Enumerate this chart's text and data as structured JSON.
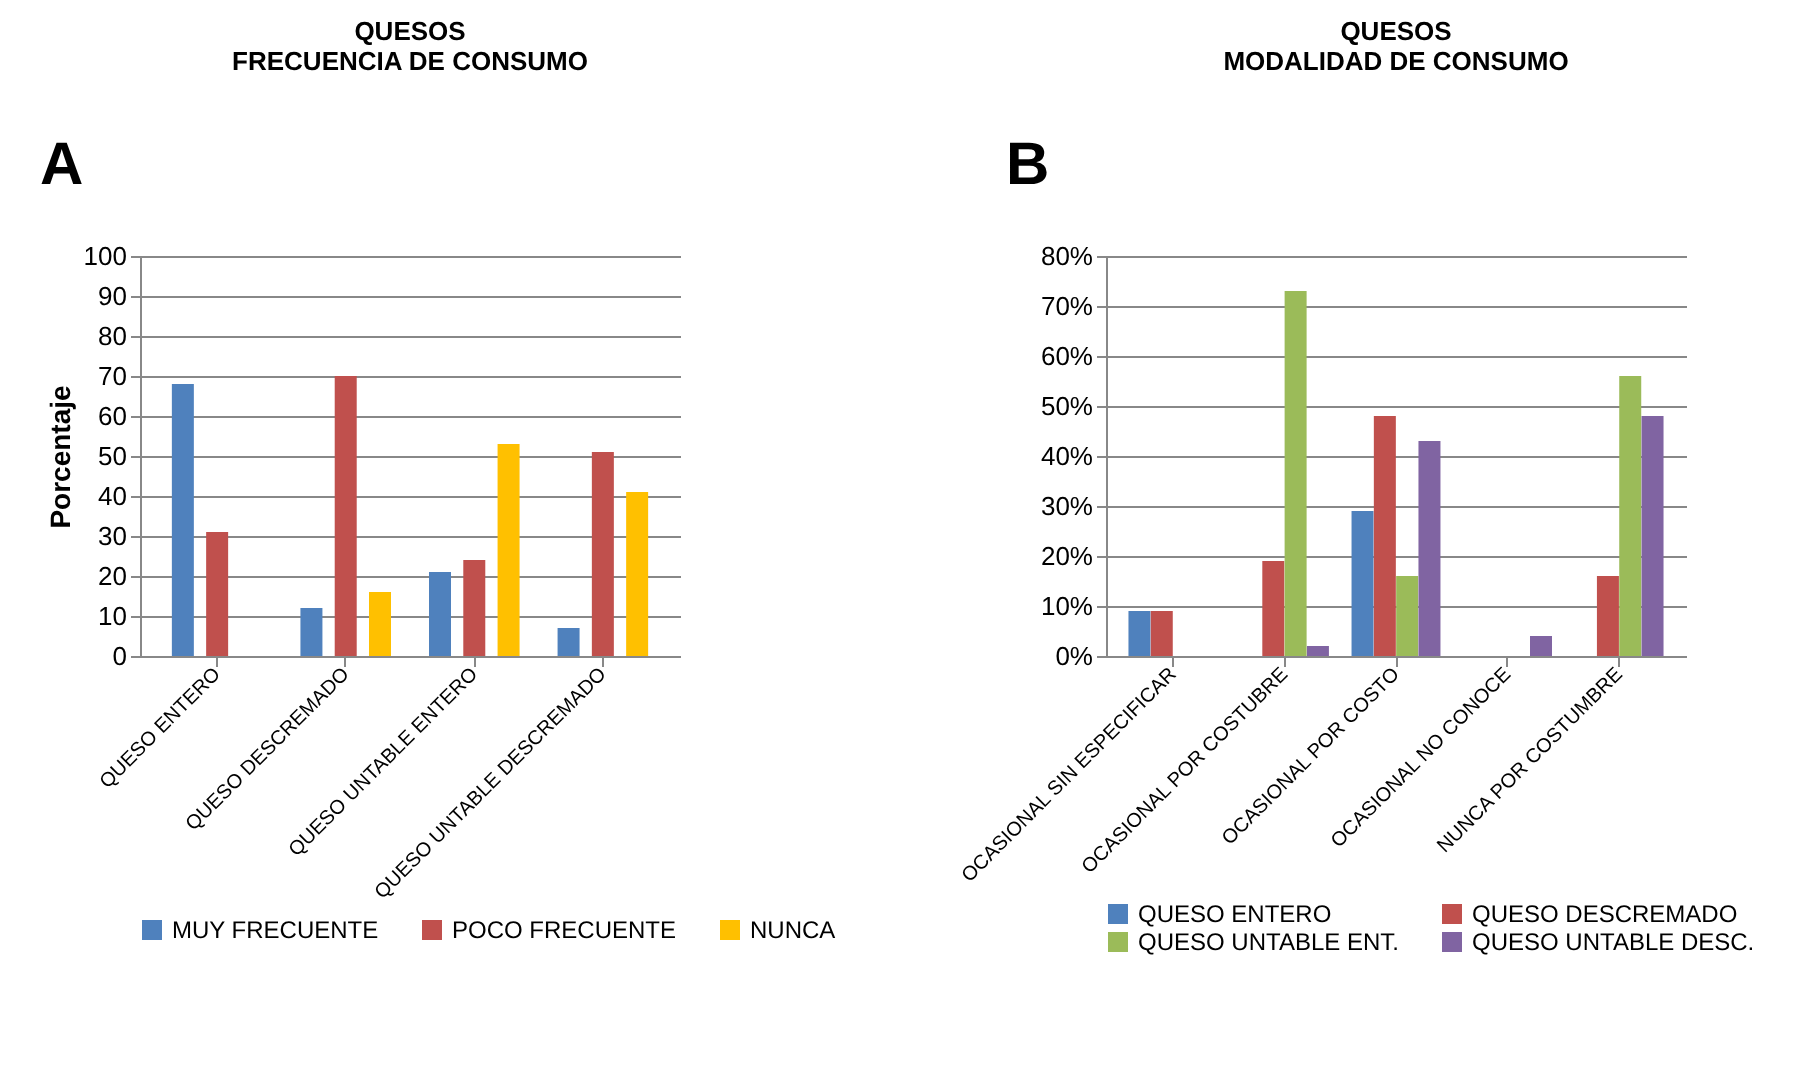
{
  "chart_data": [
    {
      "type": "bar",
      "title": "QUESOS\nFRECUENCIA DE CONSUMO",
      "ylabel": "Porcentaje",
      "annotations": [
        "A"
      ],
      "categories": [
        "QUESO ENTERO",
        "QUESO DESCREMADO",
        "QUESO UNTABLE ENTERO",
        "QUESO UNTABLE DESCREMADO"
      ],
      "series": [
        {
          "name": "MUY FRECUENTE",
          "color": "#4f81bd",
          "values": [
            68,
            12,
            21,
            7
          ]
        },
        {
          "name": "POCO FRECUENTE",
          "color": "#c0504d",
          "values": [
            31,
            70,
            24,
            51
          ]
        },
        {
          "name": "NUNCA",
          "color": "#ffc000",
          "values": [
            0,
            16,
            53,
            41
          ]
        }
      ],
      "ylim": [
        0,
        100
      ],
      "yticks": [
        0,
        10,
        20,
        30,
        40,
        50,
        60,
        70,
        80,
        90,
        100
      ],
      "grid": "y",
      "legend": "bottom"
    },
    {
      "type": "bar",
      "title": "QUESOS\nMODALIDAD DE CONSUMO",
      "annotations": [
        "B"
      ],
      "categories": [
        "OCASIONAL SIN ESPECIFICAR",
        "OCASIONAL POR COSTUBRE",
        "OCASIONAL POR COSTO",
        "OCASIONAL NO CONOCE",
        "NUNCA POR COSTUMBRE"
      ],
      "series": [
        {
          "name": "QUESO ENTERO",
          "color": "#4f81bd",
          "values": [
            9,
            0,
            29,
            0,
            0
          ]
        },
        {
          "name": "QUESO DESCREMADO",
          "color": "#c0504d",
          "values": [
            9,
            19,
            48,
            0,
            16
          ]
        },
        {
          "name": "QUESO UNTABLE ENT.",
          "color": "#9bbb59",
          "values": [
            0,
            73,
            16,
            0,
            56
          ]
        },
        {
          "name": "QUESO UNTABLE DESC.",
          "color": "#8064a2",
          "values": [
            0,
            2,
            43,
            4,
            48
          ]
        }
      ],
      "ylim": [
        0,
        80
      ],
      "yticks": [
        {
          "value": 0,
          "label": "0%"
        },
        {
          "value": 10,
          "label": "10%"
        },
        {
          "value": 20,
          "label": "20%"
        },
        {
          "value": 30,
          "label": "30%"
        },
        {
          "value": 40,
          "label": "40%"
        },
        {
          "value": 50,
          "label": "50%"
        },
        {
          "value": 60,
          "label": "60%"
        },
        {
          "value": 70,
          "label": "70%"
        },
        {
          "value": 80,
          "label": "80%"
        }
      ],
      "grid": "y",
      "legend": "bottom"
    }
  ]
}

# # # #

▶ **Exercise description**: Your task is to repeat the data above exactly while excluding the pictures.

▶ **Answer to the exercise**:
Enumerate this chart's text and data as structured JSON.
{
  "chart_data": [
    {
      "type": "bar",
      "title": "QUESOS\nFRECUENCIA DE CONSUMO",
      "ylabel": "Porcentaje",
      "annotations": [
        "A"
      ],
      "categories": [
        "QUESO ENTERO",
        "QUESO DESCREMADO",
        "QUESO UNTABLE ENTERO",
        "QUESO UNTABLE DESCREMADO"
      ],
      "series": [
        {
          "name": "MUY FRECUENTE",
          "color": "#4f81bd",
          "values": [
            68,
            12,
            21,
            7
          ]
        },
        {
          "name": "POCO FRECUENTE",
          "color": "#c0504d",
          "values": [
            31,
            70,
            24,
            51
          ]
        },
        {
          "name": "NUNCA",
          "color": "#ffc000",
          "values": [
            0,
            16,
            53,
            41
          ]
        }
      ],
      "ylim": [
        0,
        100
      ],
      "yticks": [
        0,
        10,
        20,
        30,
        40,
        50,
        60,
        70,
        80,
        90,
        100
      ],
      "grid": "y",
      "legend": "bottom"
    },
    {
      "type": "bar",
      "title": "QUESOS\nMODALIDAD DE CONSUMO",
      "annotations": [
        "B"
      ],
      "categories": [
        "OCASIONAL SIN ESPECIFICAR",
        "OCASIONAL POR COSTUBRE",
        "OCASIONAL POR COSTO",
        "OCASIONAL NO CONOCE",
        "NUNCA POR COSTUMBRE"
      ],
      "series": [
        {
          "name": "QUESO ENTERO",
          "color": "#4f81bd",
          "values": [
            9,
            0,
            29,
            0,
            0
          ]
        },
        {
          "name": "QUESO DESCREMADO",
          "color": "#c0504d",
          "values": [
            9,
            19,
            48,
            0,
            16
          ]
        },
        {
          "name": "QUESO UNTABLE ENT.",
          "color": "#9bbb59",
          "values": [
            0,
            73,
            16,
            0,
            56
          ]
        },
        {
          "name": "QUESO UNTABLE DESC.",
          "color": "#8064a2",
          "values": [
            0,
            2,
            43,
            4,
            48
          ]
        }
      ],
      "ylim": [
        0,
        80
      ],
      "yticks": [
        {
          "value": 0,
          "label": "0%"
        },
        {
          "value": 10,
          "label": "10%"
        },
        {
          "value": 20,
          "label": "20%"
        },
        {
          "value": 30,
          "label": "30%"
        },
        {
          "value": 40,
          "label": "40%"
        },
        {
          "value": 50,
          "label": "50%"
        },
        {
          "value": 60,
          "label": "60%"
        },
        {
          "value": 70,
          "label": "70%"
        },
        {
          "value": 80,
          "label": "80%"
        }
      ],
      "grid": "y",
      "legend": "bottom"
    }
  ]
}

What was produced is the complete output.